__Exercise description__
Render the entries from the line holding "Where is each" through the line holding "wire junction to transformer primary bottom", both included, as a numbered list, leaving out any blank lines.

__Provided data__
○ ○ ○ ○ ○ ○ ○

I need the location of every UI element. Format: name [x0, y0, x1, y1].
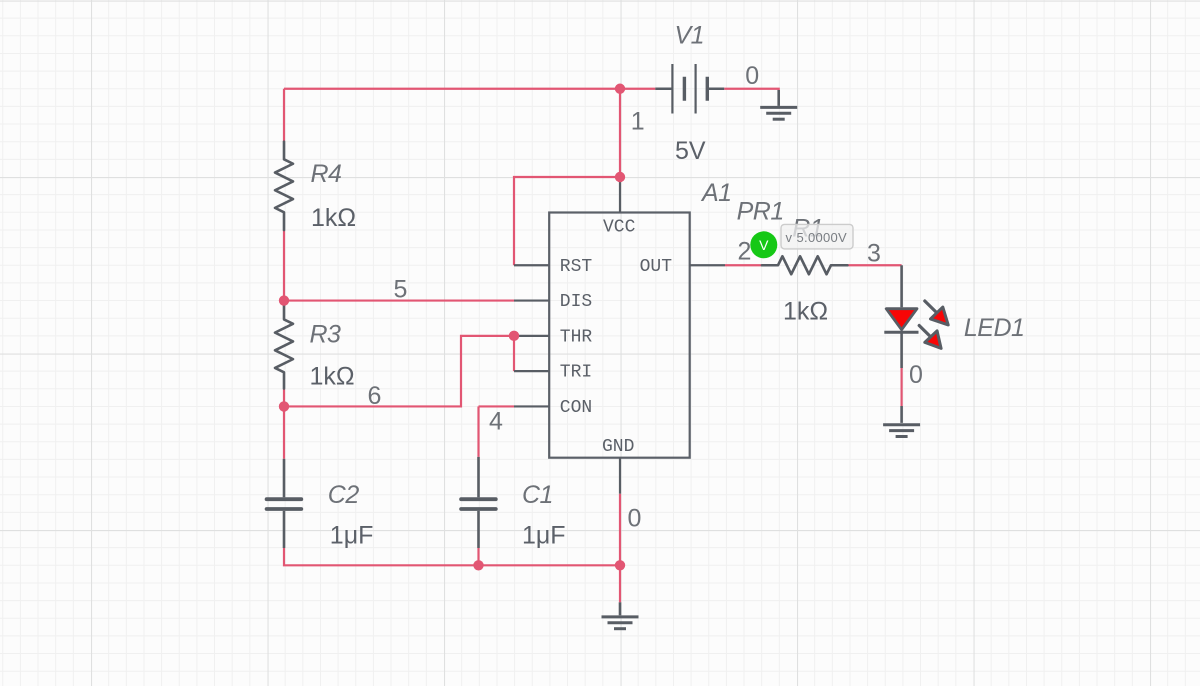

○ ○ ○ ○ ○ ○ ○

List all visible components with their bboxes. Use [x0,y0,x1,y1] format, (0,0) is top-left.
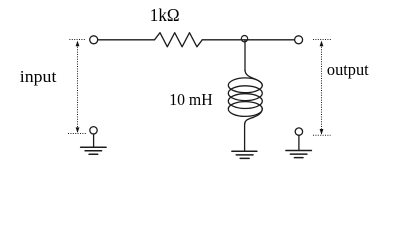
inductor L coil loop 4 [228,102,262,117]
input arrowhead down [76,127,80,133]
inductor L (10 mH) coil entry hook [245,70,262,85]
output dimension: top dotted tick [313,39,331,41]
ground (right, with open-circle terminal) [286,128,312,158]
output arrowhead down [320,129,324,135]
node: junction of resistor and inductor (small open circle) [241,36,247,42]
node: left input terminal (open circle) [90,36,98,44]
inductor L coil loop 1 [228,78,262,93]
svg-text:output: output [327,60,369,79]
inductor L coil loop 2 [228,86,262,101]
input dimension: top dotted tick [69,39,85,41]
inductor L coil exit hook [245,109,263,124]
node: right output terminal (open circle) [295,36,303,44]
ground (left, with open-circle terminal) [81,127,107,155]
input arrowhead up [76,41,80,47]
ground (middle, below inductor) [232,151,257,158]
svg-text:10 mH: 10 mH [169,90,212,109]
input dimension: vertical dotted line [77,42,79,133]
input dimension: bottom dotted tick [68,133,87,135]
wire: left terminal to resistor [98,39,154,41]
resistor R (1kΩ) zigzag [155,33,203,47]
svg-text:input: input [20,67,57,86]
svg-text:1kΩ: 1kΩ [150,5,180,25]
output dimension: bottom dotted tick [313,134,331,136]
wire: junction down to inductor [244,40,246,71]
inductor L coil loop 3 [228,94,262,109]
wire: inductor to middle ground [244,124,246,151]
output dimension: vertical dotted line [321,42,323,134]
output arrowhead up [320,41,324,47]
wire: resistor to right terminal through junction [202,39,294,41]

○ ○ ○ ○ ○ ○ ○

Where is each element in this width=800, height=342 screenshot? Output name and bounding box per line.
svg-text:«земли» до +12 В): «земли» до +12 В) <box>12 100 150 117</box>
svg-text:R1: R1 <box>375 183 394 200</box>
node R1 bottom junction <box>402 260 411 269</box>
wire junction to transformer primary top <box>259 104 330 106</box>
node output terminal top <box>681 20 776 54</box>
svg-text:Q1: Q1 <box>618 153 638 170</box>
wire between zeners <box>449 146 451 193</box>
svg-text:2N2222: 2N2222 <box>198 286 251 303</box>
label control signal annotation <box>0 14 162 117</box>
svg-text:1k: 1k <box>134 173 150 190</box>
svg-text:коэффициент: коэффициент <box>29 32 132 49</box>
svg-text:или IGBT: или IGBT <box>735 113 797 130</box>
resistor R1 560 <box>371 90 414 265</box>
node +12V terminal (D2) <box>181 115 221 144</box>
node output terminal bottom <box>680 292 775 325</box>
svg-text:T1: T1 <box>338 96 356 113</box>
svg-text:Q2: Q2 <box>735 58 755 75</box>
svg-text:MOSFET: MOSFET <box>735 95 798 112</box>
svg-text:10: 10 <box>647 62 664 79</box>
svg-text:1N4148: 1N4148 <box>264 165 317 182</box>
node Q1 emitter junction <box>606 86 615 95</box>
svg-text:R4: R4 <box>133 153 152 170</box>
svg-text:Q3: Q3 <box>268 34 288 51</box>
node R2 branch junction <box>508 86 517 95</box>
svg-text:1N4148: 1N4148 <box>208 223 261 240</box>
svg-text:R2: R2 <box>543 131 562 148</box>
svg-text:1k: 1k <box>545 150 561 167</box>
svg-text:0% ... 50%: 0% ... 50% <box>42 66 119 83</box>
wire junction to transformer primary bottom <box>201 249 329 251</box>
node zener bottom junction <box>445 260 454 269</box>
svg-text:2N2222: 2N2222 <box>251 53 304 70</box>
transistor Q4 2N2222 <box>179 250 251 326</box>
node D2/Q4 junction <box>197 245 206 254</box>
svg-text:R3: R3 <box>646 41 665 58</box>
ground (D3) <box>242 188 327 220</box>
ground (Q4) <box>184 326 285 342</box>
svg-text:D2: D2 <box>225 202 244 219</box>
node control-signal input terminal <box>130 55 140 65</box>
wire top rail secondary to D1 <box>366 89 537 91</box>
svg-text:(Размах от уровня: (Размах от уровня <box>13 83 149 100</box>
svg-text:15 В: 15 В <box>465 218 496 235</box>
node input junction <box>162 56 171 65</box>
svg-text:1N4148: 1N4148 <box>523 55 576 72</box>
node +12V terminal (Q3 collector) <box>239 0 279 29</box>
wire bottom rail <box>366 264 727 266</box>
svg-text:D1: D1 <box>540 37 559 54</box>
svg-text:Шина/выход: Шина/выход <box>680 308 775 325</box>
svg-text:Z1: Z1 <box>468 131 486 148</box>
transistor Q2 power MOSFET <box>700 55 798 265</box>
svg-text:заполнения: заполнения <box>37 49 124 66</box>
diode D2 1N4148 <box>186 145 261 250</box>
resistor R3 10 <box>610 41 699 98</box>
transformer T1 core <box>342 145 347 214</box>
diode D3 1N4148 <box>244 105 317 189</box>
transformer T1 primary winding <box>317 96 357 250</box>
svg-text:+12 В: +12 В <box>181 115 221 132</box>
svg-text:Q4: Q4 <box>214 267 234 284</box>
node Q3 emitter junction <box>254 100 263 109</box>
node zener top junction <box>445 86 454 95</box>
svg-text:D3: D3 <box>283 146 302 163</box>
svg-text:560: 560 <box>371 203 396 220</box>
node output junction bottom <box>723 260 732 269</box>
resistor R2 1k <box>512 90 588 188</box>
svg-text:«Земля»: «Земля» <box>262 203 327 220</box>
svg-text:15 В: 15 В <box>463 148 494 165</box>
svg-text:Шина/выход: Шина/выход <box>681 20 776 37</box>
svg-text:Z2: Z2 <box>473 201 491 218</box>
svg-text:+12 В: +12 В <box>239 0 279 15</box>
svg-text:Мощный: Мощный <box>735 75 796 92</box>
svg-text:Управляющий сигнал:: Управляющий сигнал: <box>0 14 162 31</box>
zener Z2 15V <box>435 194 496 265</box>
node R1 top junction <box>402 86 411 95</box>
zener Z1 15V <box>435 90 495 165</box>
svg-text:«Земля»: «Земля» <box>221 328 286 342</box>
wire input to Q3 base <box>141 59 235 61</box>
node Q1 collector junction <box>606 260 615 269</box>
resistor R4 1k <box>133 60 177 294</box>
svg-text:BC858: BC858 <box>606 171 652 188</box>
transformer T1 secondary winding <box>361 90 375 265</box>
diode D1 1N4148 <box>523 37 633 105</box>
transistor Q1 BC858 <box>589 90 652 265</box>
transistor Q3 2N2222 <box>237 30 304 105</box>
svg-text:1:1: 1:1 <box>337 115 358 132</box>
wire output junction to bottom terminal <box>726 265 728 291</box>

○ ○ ○ ○ ○ ○ ○

__Completed task__
1. Where is each element in this width=800, height=342 screenshot? Output name and bounding box per line.
2. svg-text:«земли» до +12 В): «земли» до +12 В) <box>12 100 150 117</box>
3. svg-text:R1: R1 <box>375 183 394 200</box>
4. node R1 bottom junction <box>402 260 411 269</box>
5. wire junction to transformer primary top <box>259 104 330 106</box>
6. node output terminal top <box>681 20 776 54</box>
7. svg-text:Q1: Q1 <box>618 153 638 170</box>
8. wire between zeners <box>449 146 451 193</box>
9. svg-text:2N2222: 2N2222 <box>198 286 251 303</box>
10. label control signal annotation <box>0 14 162 117</box>
11. svg-text:1k: 1k <box>134 173 150 190</box>
12. svg-text:коэффициент: коэффициент <box>29 32 132 49</box>
13. svg-text:или IGBT: или IGBT <box>735 113 797 130</box>
14. resistor R1 560 <box>371 90 414 265</box>
15. node +12V terminal (D2) <box>181 115 221 144</box>
16. node output terminal bottom <box>680 292 775 325</box>
17. svg-text:T1: T1 <box>338 96 356 113</box>
18. svg-text:Q2: Q2 <box>735 58 755 75</box>
19. svg-text:MOSFET: MOSFET <box>735 95 798 112</box>
20. svg-text:10: 10 <box>647 62 664 79</box>
21. svg-text:1N4148: 1N4148 <box>264 165 317 182</box>
22. node Q1 emitter junction <box>606 86 615 95</box>
23. svg-text:R4: R4 <box>133 153 152 170</box>
24. svg-text:Q3: Q3 <box>268 34 288 51</box>
25. node R2 branch junction <box>508 86 517 95</box>
26. svg-text:1N4148: 1N4148 <box>208 223 261 240</box>
27. svg-text:R2: R2 <box>543 131 562 148</box>
28. svg-text:1k: 1k <box>545 150 561 167</box>
29. svg-text:0% ... 50%: 0% ... 50% <box>42 66 119 83</box>
30. wire junction to transformer primary bottom <box>201 249 329 251</box>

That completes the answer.